100 years ago tonight, London's first ever air raid took place. But if you associate air raids with aeroplanes, check the date and think again. For the year was 1915, and the bringer of aerial bombardment was a giant German Zeppelin. These had bombed coastal towns before, causing damage and fatalities down the coast from Norfolk to Kent. But only on 31st May did an airship slip through inland, turning west at Southend and heading for the London suburbs. Until that night war had always been something that took place elsewhere, but a rain of fire from the sky made the capital's civilians vulnerable for the very first time.
Kaiser Wilhelm had initially been reluctant to send his airships over the capital, what with London being a historic city and the King being a relative of his. But he changed his mind to allow bombing of the docks, opening up a drop zone to the east of Tower Bridge, and so it was north and east London that suffered in the debut raid. The first incendiary bomb was dropped over Stoke Newington at around 11.20pm, the zeppelin then tracking cityward along a line to the west of the Kingsland Road. Floating two miles up its aim was fairly random, its bulk unseen and its engines almost unheard. The bombing run nudged the City at Shoreditch, including a direct hit on a music hall during a performance, then headed east across Whitechapel and Stepney before dropping its final loads on Leytonstone.
Altogether 90 incendiary bombs were dropped, starting 41 fires and causing material damage assessed at £18,596. Seven civilians were killed and 35 were injured, these shocking statistics for the next day's newspapers, although precise locations were withheld for fear of giving the Germans too much strategic information. And Zeppelin LZ.38 returned safely to its base at Evère (near Brussels), where precisely one week later it was bombed by a British aircraft and burnt quickly in a hydrogen inferno. Several further raids would bring death from the skies before the war was over, although even collectively these pale into insignificance compared to a single night of the Blitz 25 years later.

> _Listing_:

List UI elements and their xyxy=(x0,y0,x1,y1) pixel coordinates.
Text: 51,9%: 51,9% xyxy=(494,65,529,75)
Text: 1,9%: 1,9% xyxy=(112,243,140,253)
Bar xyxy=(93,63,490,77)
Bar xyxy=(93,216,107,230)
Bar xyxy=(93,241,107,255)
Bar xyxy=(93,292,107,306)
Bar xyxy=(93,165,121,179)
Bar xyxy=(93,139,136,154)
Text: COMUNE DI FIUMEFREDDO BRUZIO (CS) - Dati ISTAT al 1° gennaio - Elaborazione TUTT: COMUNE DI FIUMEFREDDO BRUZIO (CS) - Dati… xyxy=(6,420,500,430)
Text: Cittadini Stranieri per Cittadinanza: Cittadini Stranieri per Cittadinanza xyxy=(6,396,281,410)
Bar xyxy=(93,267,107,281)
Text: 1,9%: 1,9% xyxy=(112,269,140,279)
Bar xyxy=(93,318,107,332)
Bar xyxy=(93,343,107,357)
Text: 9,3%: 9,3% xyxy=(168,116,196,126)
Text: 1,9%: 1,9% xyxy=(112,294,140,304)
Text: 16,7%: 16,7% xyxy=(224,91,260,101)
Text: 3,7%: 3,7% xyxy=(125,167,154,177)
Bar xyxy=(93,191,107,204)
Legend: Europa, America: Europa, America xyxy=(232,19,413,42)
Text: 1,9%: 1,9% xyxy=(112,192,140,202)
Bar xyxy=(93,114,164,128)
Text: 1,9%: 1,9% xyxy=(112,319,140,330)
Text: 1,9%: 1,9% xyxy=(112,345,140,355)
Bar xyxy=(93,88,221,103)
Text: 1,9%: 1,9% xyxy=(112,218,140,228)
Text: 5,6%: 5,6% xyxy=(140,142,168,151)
==
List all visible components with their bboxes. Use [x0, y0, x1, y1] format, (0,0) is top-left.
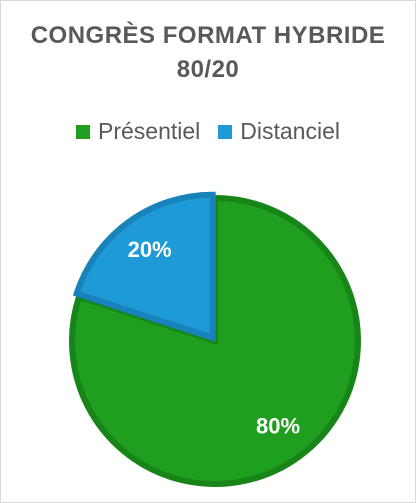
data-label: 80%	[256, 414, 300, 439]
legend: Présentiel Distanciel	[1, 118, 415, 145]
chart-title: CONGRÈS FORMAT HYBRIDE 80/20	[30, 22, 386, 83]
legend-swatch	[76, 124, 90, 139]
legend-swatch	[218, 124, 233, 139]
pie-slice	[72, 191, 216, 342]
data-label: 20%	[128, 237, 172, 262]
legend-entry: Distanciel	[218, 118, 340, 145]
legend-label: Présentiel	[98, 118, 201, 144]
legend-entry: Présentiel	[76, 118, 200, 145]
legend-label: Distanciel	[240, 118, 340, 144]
* * *
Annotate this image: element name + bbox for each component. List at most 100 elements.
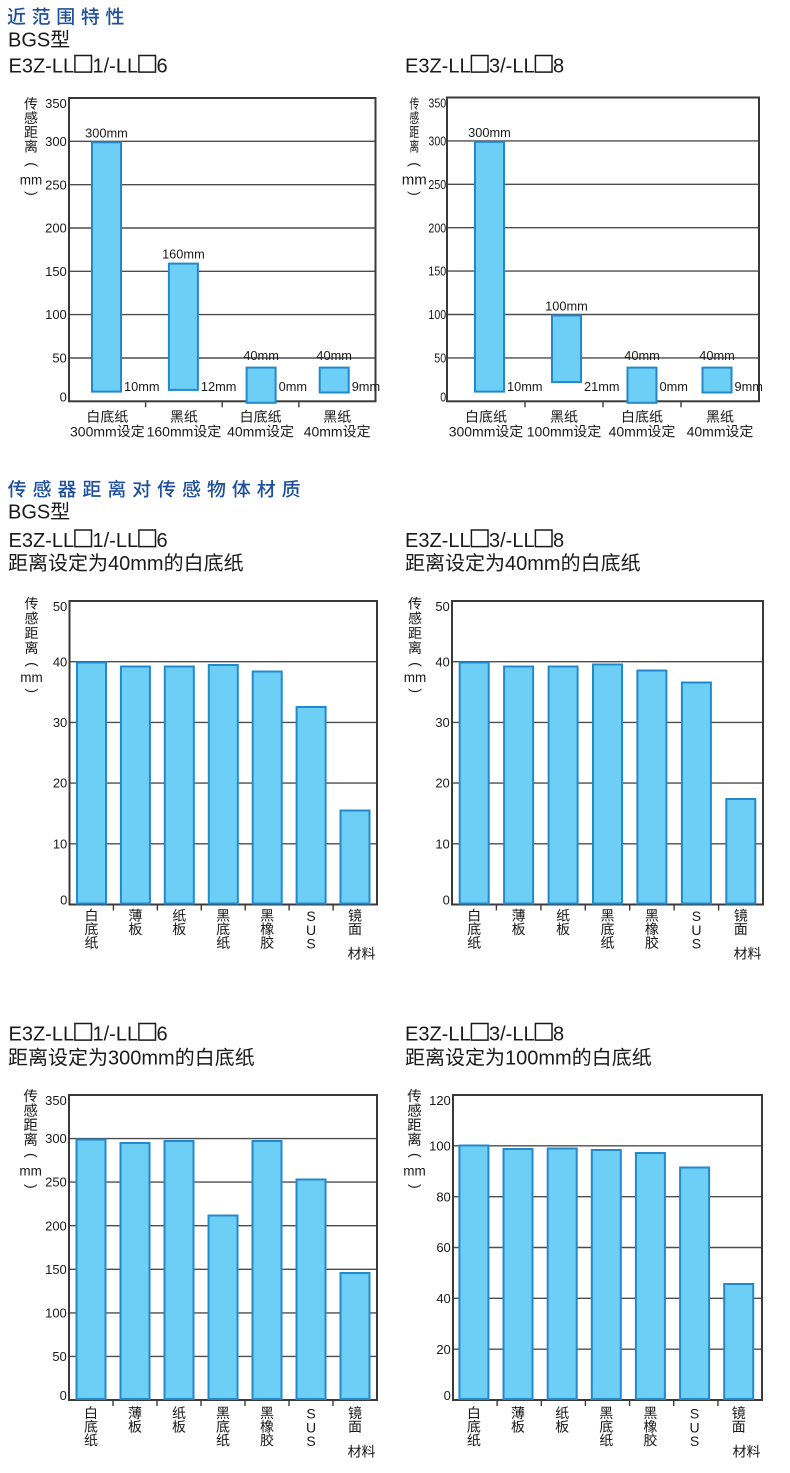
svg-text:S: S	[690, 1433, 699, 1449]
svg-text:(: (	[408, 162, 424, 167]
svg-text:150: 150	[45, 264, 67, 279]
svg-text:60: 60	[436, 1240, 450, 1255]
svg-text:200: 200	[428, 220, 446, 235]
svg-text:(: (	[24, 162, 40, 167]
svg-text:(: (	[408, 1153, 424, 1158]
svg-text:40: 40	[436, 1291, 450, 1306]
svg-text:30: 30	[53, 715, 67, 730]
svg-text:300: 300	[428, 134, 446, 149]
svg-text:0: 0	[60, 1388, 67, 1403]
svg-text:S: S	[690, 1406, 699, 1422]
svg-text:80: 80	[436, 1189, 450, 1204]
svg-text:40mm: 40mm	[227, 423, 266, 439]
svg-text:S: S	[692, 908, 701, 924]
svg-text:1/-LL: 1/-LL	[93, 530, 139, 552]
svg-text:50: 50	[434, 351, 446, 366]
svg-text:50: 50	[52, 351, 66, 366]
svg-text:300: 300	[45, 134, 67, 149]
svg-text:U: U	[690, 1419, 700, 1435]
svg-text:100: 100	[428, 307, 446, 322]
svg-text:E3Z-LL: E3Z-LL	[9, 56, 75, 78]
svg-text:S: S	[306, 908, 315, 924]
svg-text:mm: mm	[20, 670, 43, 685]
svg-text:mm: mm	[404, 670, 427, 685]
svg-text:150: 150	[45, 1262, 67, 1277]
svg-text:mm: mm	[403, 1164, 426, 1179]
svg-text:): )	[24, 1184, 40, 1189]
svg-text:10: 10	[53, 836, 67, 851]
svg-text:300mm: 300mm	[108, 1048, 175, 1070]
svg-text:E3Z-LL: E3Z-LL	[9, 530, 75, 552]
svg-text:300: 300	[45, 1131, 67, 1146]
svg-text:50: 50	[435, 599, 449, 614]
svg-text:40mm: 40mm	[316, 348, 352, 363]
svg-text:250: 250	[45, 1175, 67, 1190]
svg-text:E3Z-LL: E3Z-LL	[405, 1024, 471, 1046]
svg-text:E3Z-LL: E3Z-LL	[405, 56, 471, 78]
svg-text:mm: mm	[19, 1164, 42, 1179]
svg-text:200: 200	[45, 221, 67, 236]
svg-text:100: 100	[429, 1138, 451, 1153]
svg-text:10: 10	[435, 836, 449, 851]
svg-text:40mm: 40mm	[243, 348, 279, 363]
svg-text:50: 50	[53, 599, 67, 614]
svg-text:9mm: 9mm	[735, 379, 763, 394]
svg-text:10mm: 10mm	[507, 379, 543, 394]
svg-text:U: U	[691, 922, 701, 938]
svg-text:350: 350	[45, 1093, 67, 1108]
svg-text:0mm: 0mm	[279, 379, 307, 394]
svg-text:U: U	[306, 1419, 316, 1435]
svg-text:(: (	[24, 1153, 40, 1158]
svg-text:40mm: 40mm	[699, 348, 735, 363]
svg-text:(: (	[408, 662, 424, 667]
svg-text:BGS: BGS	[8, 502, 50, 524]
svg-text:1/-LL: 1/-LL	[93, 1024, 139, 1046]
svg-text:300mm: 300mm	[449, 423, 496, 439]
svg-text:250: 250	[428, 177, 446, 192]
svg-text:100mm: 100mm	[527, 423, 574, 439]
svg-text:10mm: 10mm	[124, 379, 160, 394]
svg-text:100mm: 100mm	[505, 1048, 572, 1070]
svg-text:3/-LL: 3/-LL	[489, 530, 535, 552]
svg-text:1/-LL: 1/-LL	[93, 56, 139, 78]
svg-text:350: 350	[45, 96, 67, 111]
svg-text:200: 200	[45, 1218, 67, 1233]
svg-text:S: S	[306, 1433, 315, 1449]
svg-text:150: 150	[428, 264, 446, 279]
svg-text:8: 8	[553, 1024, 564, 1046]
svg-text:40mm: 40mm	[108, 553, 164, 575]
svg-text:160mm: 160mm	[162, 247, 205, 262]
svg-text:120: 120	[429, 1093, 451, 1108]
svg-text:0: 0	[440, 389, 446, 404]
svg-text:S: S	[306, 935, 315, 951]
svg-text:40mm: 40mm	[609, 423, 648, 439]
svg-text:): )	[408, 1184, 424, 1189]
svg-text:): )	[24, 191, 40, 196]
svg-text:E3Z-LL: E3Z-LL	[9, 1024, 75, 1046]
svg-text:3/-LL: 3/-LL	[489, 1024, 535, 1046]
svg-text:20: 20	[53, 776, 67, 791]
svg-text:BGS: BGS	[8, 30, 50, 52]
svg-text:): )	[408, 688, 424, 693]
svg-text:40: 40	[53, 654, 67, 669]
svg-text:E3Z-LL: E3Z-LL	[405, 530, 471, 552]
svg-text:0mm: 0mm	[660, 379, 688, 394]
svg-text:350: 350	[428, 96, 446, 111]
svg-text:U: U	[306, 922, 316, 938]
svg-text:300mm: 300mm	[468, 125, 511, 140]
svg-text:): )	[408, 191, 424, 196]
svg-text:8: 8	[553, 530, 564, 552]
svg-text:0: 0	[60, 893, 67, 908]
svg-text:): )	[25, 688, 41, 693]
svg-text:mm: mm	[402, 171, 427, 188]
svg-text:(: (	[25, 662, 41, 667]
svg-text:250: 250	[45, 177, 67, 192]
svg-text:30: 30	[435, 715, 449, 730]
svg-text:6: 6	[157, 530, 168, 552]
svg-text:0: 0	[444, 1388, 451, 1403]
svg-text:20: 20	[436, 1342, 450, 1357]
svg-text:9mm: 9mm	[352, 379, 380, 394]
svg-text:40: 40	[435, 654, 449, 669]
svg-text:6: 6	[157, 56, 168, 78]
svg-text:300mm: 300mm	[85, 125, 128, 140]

> _Exercises to complete_:
A – In the passage on London's first air raid, over which district was the first incendiary bomb dropped?
B – From the passage on London's first air raid, retype everything from "Altogether 90 incendiary" down to "25 years later.".

> _Full solutions_:
A – Stoke Newington.

B –
Altogether 90 incendiary bombs were dropped, starting 41 fires and causing material damage assessed at £18,596. Seven civilians were killed and 35 were injured, these shocking statistics for the next day's newspapers, although precise locations were withheld for fear of giving the Germans too much strategic information. And Zeppelin LZ.38 returned safely to its base at Evère (near Brussels), where precisely one week later it was bombed by a British aircraft and burnt quickly in a hydrogen inferno. Several further raids would bring death from the skies before the war was over, although even collectively these pale into insignificance compared to a single night of the Blitz 25 years later.